Problem to solve » Here are some records; copy every line that holds the word "mottakere".

Stored data entries
+--

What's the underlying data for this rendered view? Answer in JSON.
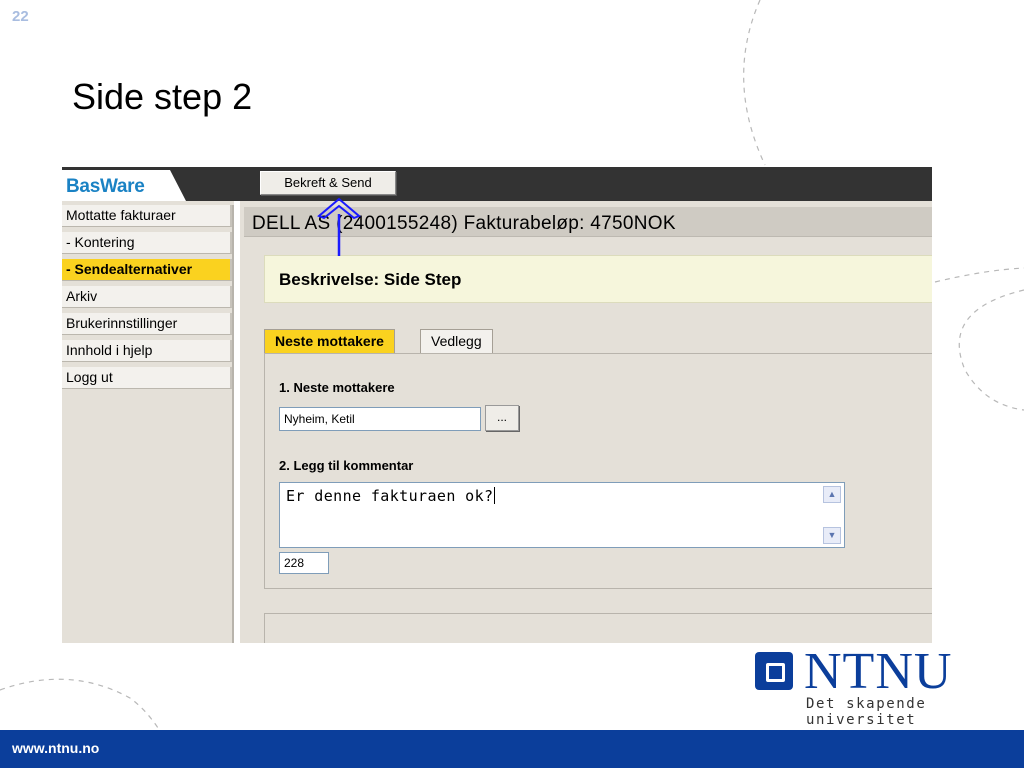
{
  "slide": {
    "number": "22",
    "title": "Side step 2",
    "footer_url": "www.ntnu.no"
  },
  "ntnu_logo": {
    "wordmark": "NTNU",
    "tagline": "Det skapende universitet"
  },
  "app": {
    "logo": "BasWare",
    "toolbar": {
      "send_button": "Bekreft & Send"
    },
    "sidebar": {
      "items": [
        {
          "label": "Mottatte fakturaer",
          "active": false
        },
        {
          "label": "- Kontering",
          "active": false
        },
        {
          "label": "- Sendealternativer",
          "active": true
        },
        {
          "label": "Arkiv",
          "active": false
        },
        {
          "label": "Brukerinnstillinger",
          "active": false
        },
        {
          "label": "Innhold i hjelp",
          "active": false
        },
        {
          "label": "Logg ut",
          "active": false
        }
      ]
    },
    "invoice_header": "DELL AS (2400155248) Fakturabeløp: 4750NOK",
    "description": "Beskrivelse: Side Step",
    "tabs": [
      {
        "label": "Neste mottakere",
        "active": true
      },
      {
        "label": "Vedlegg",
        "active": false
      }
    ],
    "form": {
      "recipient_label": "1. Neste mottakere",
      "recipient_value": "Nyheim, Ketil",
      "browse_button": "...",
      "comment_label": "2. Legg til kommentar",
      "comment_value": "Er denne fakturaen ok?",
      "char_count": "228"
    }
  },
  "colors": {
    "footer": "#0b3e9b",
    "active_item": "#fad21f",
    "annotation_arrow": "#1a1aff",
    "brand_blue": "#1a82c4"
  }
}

+--

The solution »
        "label": "Neste mottakere",
      "recipient_label": "1. Neste mottakere",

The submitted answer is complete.